> [Exercise instructions]:
Would you quote every entry exactly, dropping only the pictures?

Start of Provided material

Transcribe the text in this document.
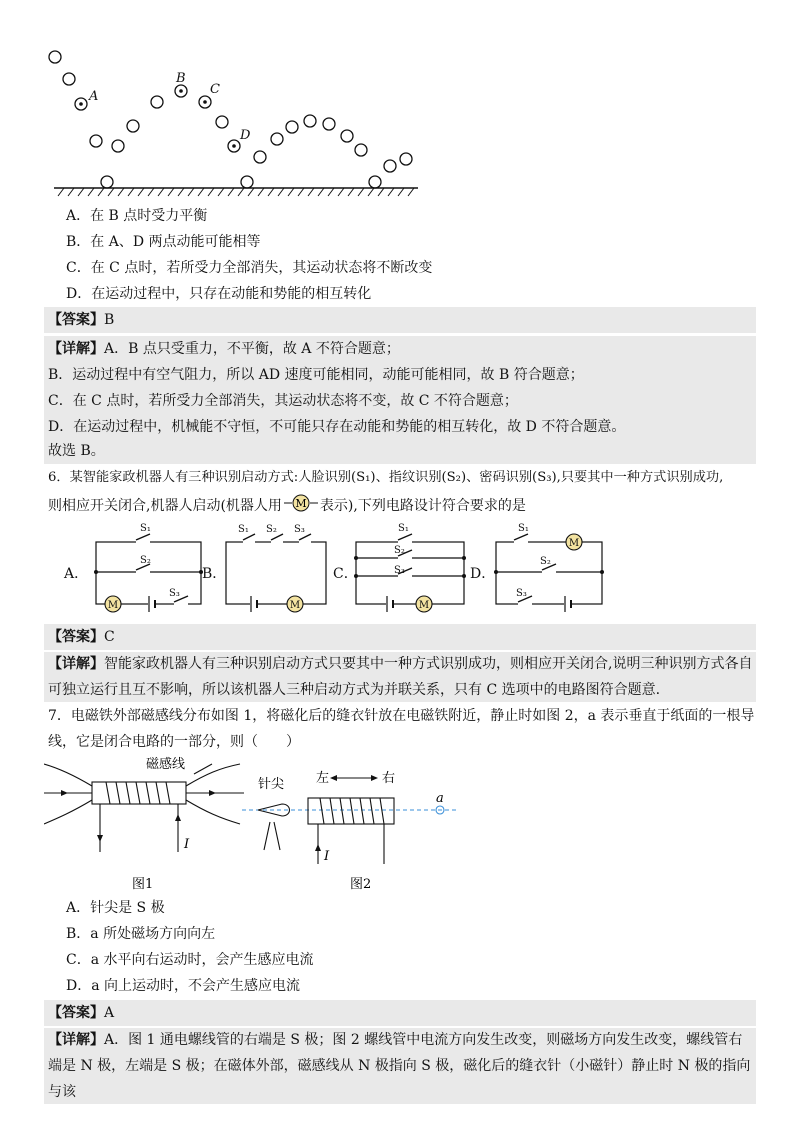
A
B
C
D
A．在 B 点时受力平衡
B．在 A、D 两点动能可能相等
C．在 C 点时，若所受力全部消失，其运动状态将不断改变
D．在运动过程中，只存在动能和势能的相互转化
【答案】B
【详解】A．B 点只受重力，不平衡，故 A 不符合题意；
B．运动过程中有空气阻力，所以 AD 速度可能相同，动能可能相同，故 B 符合题意；
C．在 C 点时，若所受力全部消失，其运动状态将不变，故 C 不符合题意；
D．在运动过程中，机械能不守恒，不可能只存在动能和势能的相互转化，故 D 不符合题意。
故选 B。
6．某智能家政机器人有三种识别启动方式:人脸识别(S₁)、指纹识别(S₂)、密码识别(S₃),只要其中一种方式识别成功,
则相应开关闭合,机器人启动(机器人用 M 表示),下列电路设计符合要求的是
M	M	M
M
S₁
S₂
S₃
S₁ S₂ S₃	S₁
S₂
S₃
S₁
S₂
S₃
A．	B．	C．	D．
【答案】C
【详解】智能家政机器人有三种识别启动方式只要其中一种方式识别成功，则相应开关闭合,说明三种识别方式各自可独立运行且互不影响，所以该机器人三种启动方式为并联关系，只有 C 选项中的电路图符合题意.
7．电磁铁外部磁感线分布如图 1，将磁化后的缝衣针放在电磁铁附近，静止时如图 2，a 表示垂直于纸面的一根导
线，它是闭合电路的一部分，则（　　）
磁感线
I
图1
针尖 左	右
a
I
图2
A．针尖是 S 极
B．a 所处磁场方向向左
C．a 水平向右运动时，会产生感应电流
D．a 向上运动时，不会产生感应电流
【答案】A
【详解】A．图 1 通电螺线管的右端是 S 极；图 2 螺线管中电流方向发生改变，则磁场方向发生改变，螺线管右端是 N 极，左端是 S 极；在磁体外部，磁感线从 N 极指向 S 极，磁化后的缝衣针（小磁针）静止时 N 极的指向与该
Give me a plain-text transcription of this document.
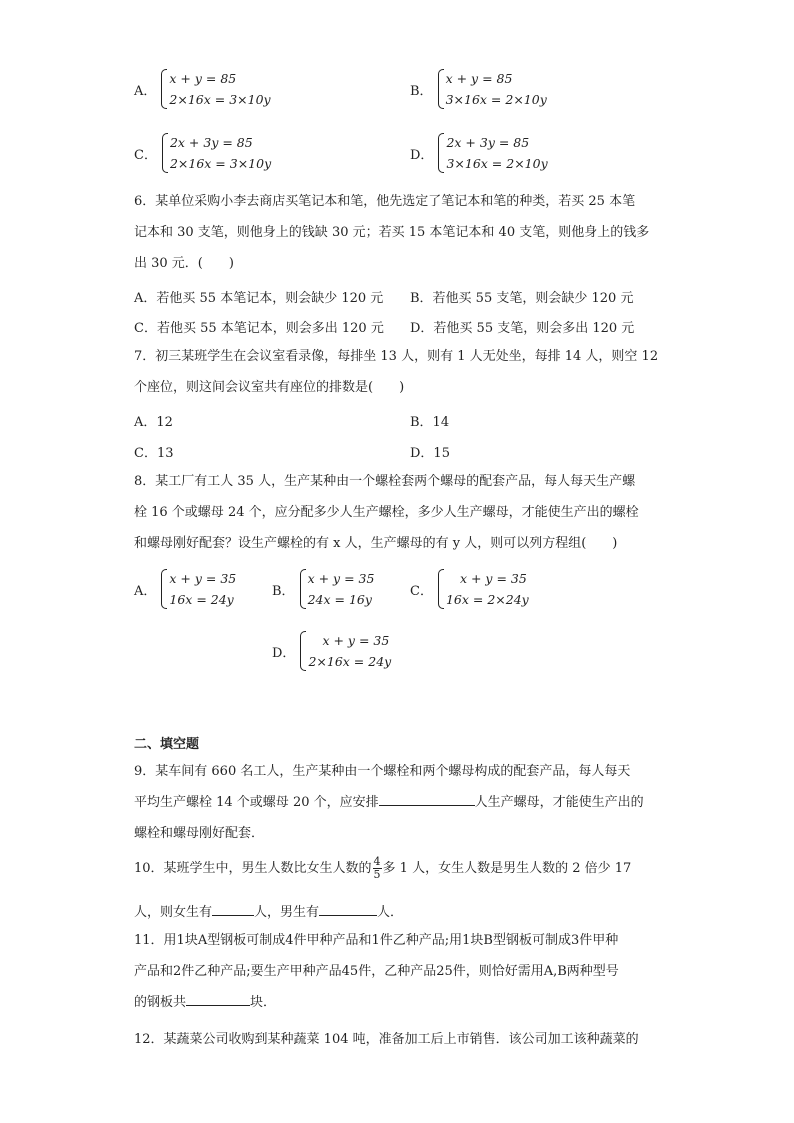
A．
x + y = 85
2×16x = 3×10y
B．
x + y = 85
3×16x = 2×10y
C．
2x + 3y = 85
2×16x = 3×10y
D．
2x + 3y = 85
3×16x = 2×10y
6．某单位采购小李去商店买笔记本和笔，他先选定了笔记本和笔的种类，若买 25 本笔
记本和 30 支笔，则他身上的钱缺 30 元；若买 15 本笔记本和 40 支笔，则他身上的钱多
出 30 元．(　　)
A．若他买 55 本笔记本，则会缺少 120 元 B．若他买 55 支笔，则会缺少 120 元
C．若他买 55 本笔记本，则会多出 120 元 D．若他买 55 支笔，则会多出 120 元
7．初三某班学生在会议室看录像，每排坐 13 人，则有 1 人无处坐，每排 14 人，则空 12
个座位，则这间会议室共有座位的排数是(　　)
A．12	B．14
C．13	D．15
8．某工厂有工人 35 人，生产某种由一个螺栓套两个螺母的配套产品，每人每天生产螺
栓 16 个或螺母 24 个，应分配多少人生产螺栓，多少人生产螺母，才能使生产出的螺栓
和螺母刚好配套？设生产螺栓的有 x 人，生产螺母的有 y 人，则可以列方程组(　　)
A．
x + y = 35
16x = 24y
B．
x + y = 35
24x = 16y
C．
x + y = 35
16x = 2×24y
D．
x + y = 35
2×16x = 24y
二、填空题
9．某车间有 660 名工人，生产某种由一个螺栓和两个螺母构成的配套产品，每人每天
平均生产螺栓 14 个或螺母 20 个，应安排	人生产螺母，才能使生产出的
螺栓和螺母刚好配套．
10．某班学生中，男生人数比女生人数的 $\frac{4}{5}$ 多 1 人，女生人数是男生人数的 2 倍少 17
人，则女生有	人，男生有	人．
11．用1块A型钢板可制成4件甲种产品和1件乙种产品;用1块B型钢板可制成3件甲种
产品和2件乙种产品;要生产甲种产品45件，乙种产品25件，则恰好需用A,B两种型号
的钢板共	块．
12．某蔬菜公司收购到某种蔬菜 104 吨，准备加工后上市销售．该公司加工该种蔬菜的
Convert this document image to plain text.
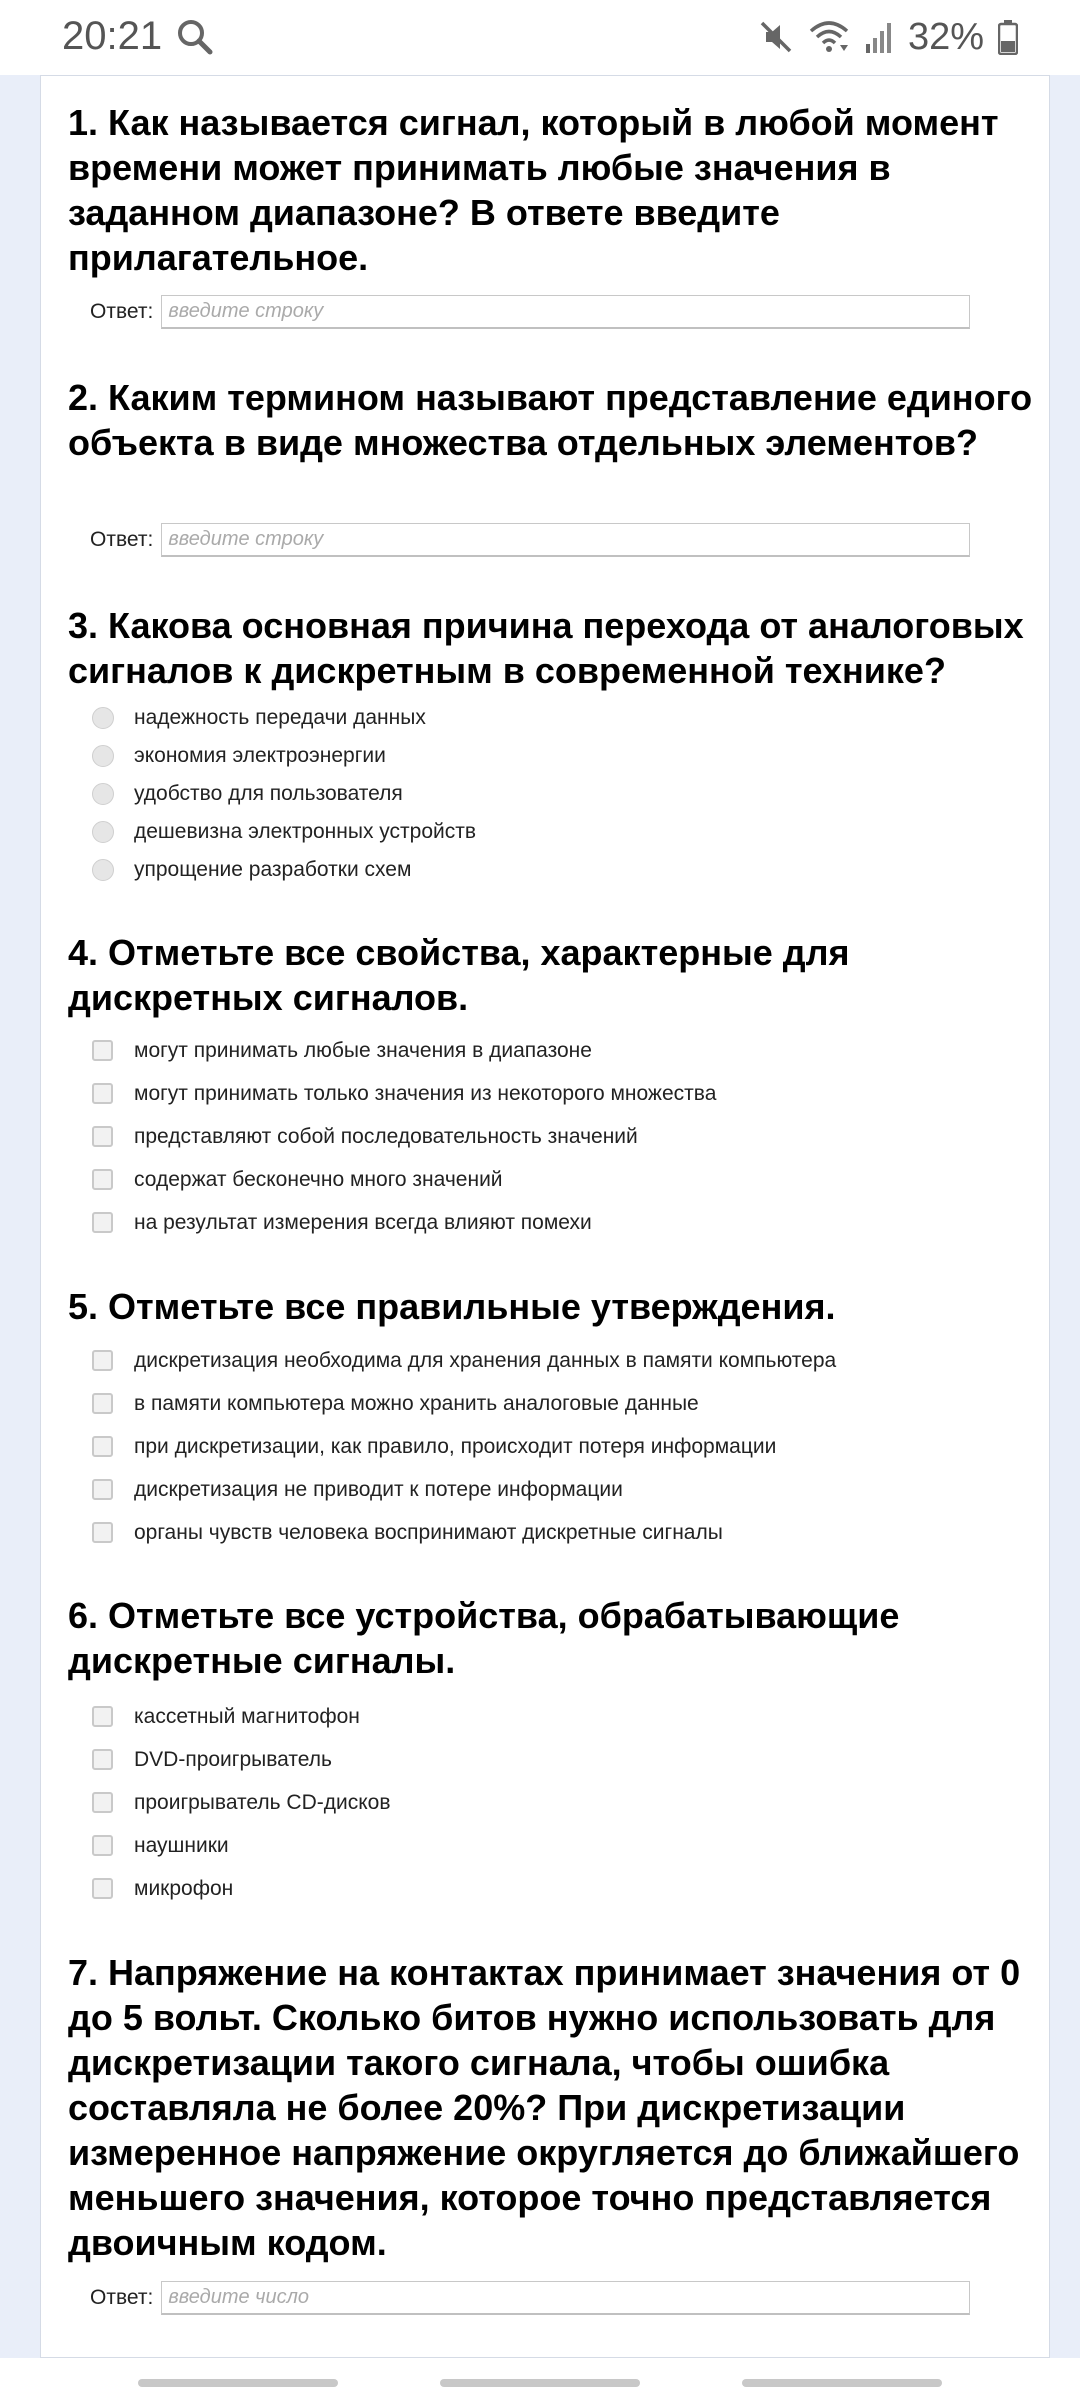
20:21	32%

1. Как называется сигнал, который в любой момент времени может принимать любые значения в заданном диапазоне? В ответе введите прилагательное.

Ответ:
введите строку

2. Каким термином называют представление единого объекта в виде множества отдельных элементов?

Ответ:
введите строку

3. Какова основная причина перехода от аналоговых сигналов к дискретным в современной технике?

надежность передачи данных
экономия электроэнергии
удобство для пользователя
дешевизна электронных устройств
упрощение разработки схем

4. Отметьте все свойства, характерные для дискретных сигналов.

могут принимать любые значения в диапазоне
могут принимать только значения из некоторого множества
представляют собой последовательность значений
содержат бесконечно много значений
на результат измерения всегда влияют помехи

5. Отметьте все правильные утверждения.

дискретизация необходима для хранения данных в памяти компьютера
в памяти компьютера можно хранить аналоговые данные
при дискретизации, как правило, происходит потеря информации
дискретизация не приводит к потере информации
органы чувств человека воспринимают дискретные сигналы

6. Отметьте все устройства, обрабатывающие дискретные сигналы.

кассетный магнитофон
DVD-проигрыватель
проигрыватель CD-дисков
наушники
микрофон

7. Напряжение на контактах принимает значения от 0 до 5 вольт. Сколько битов нужно использовать для дискретизации такого сигнала, чтобы ошибка составляла не более 20%? При дискретизации измеренное напряжение округляется до ближайшего меньшего значения, которое точно представляется двоичным кодом.

Ответ:
введите число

End of Provided material

> [Solved exercise]:
Transcribe the text in this document.
A
B
C
D
A．在 B 点时受力平衡
B．在 A、D 两点动能可能相等
C．在 C 点时，若所受力全部消失，其运动状态将不断改变
D．在运动过程中，只存在动能和势能的相互转化
【答案】B
【详解】A．B 点只受重力，不平衡，故 A 不符合题意；
B．运动过程中有空气阻力，所以 AD 速度可能相同，动能可能相同，故 B 符合题意；
C．在 C 点时，若所受力全部消失，其运动状态将不变，故 C 不符合题意；
D．在运动过程中，机械能不守恒，不可能只存在动能和势能的相互转化，故 D 不符合题意。
故选 B。
6．某智能家政机器人有三种识别启动方式:人脸识别(S₁)、指纹识别(S₂)、密码识别(S₃),只要其中一种方式识别成功,
则相应开关闭合,机器人启动(机器人用 M 表示),下列电路设计符合要求的是
M	M	M
M
S₁
S₂
S₃
S₁ S₂ S₃	S₁
S₂
S₃
S₁
S₂
S₃
A．	B．	C．	D．
【答案】C
【详解】智能家政机器人有三种识别启动方式只要其中一种方式识别成功，则相应开关闭合,说明三种识别方式各自可独立运行且互不影响，所以该机器人三种启动方式为并联关系，只有 C 选项中的电路图符合题意.
7．电磁铁外部磁感线分布如图 1，将磁化后的缝衣针放在电磁铁附近，静止时如图 2，a 表示垂直于纸面的一根导
线，它是闭合电路的一部分，则（　　）
磁感线
I
图1
针尖 左	右
a
I
图2
A．针尖是 S 极
B．a 所处磁场方向向左
C．a 水平向右运动时，会产生感应电流
D．a 向上运动时，不会产生感应电流
【答案】A
【详解】A．图 1 通电螺线管的右端是 S 极；图 2 螺线管中电流方向发生改变，则磁场方向发生改变，螺线管右端是 N 极，左端是 S 极；在磁体外部，磁感线从 N 极指向 S 极，磁化后的缝衣针（小磁针）静止时 N 极的指向与该
Give me a plain-text transcription of this document.
A．
x + y = 85
2×16x = 3×10y
B．
x + y = 85
3×16x = 2×10y
C．
2x + 3y = 85
2×16x = 3×10y
D．
2x + 3y = 85
3×16x = 2×10y
6．某单位采购小李去商店买笔记本和笔，他先选定了笔记本和笔的种类，若买 25 本笔
记本和 30 支笔，则他身上的钱缺 30 元；若买 15 本笔记本和 40 支笔，则他身上的钱多
出 30 元．(　　)
A．若他买 55 本笔记本，则会缺少 120 元 B．若他买 55 支笔，则会缺少 120 元
C．若他买 55 本笔记本，则会多出 120 元 D．若他买 55 支笔，则会多出 120 元
7．初三某班学生在会议室看录像，每排坐 13 人，则有 1 人无处坐，每排 14 人，则空 12
个座位，则这间会议室共有座位的排数是(　　)
A．12	B．14
C．13	D．15
8．某工厂有工人 35 人，生产某种由一个螺栓套两个螺母的配套产品，每人每天生产螺
栓 16 个或螺母 24 个，应分配多少人生产螺栓，多少人生产螺母，才能使生产出的螺栓
和螺母刚好配套？设生产螺栓的有 x 人，生产螺母的有 y 人，则可以列方程组(　　)
A．
x + y = 35
16x = 24y
B．
x + y = 35
24x = 16y
C．
x + y = 35
16x = 2×24y
D．
x + y = 35
2×16x = 24y
二、填空题
9．某车间有 660 名工人，生产某种由一个螺栓和两个螺母构成的配套产品，每人每天
平均生产螺栓 14 个或螺母 20 个，应安排	人生产螺母，才能使生产出的
螺栓和螺母刚好配套．
10．某班学生中，男生人数比女生人数的 $\frac{4}{5}$ 多 1 人，女生人数是男生人数的 2 倍少 17
人，则女生有	人，男生有	人．
11．用1块A型钢板可制成4件甲种产品和1件乙种产品;用1块B型钢板可制成3件甲种
产品和2件乙种产品;要生产甲种产品45件，乙种产品25件，则恰好需用A,B两种型号
的钢板共	块．
12．某蔬菜公司收购到某种蔬菜 104 吨，准备加工后上市销售．该公司加工该种蔬菜的
Convert this document image to plain text.
20:21	32%

1. Как называется сигнал, который в любой момент времени может принимать любые значения в заданном диапазоне? В ответе введите прилагательное.

Ответ:
введите строку

2. Каким термином называют представление единого объекта в виде множества отдельных элементов?

Ответ:
введите строку

3. Какова основная причина перехода от аналоговых сигналов к дискретным в современной технике?

надежность передачи данных
экономия электроэнергии
удобство для пользователя
дешевизна электронных устройств
упрощение разработки схем

4. Отметьте все свойства, характерные для дискретных сигналов.

могут принимать любые значения в диапазоне
могут принимать только значения из некоторого множества
представляют собой последовательность значений
содержат бесконечно много значений
на результат измерения всегда влияют помехи

5. Отметьте все правильные утверждения.

дискретизация необходима для хранения данных в памяти компьютера
в памяти компьютера можно хранить аналоговые данные
при дискретизации, как правило, происходит потеря информации
дискретизация не приводит к потере информации
органы чувств человека воспринимают дискретные сигналы

6. Отметьте все устройства, обрабатывающие дискретные сигналы.

кассетный магнитофон
DVD-проигрыватель
проигрыватель CD-дисков
наушники
микрофон

7. Напряжение на контактах принимает значения от 0 до 5 вольт. Сколько битов нужно использовать для дискретизации такого сигнала, чтобы ошибка составляла не более 20%? При дискретизации измеренное напряжение округляется до ближайшего меньшего значения, которое точно представляется двоичным кодом.

Ответ:
введите число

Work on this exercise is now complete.